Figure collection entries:
********************

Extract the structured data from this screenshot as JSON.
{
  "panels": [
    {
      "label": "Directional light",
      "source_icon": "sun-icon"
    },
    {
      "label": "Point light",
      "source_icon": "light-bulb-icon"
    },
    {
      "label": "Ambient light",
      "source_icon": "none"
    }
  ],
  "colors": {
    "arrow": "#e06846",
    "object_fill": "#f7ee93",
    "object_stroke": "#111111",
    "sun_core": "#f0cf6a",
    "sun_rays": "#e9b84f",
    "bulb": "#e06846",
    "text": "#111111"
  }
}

********************

Directions for this task — Copy out each line exactly as written.

Reply to the exercise —
Extract the structured data from this screenshot as JSON.
{
  "panels": [
    {
      "label": "Directional light",
      "source_icon": "sun-icon"
    },
    {
      "label": "Point light",
      "source_icon": "light-bulb-icon"
    },
    {
      "label": "Ambient light",
      "source_icon": "none"
    }
  ],
  "colors": {
    "arrow": "#e06846",
    "object_fill": "#f7ee93",
    "object_stroke": "#111111",
    "sun_core": "#f0cf6a",
    "sun_rays": "#e9b84f",
    "bulb": "#e06846",
    "text": "#111111"
  }
}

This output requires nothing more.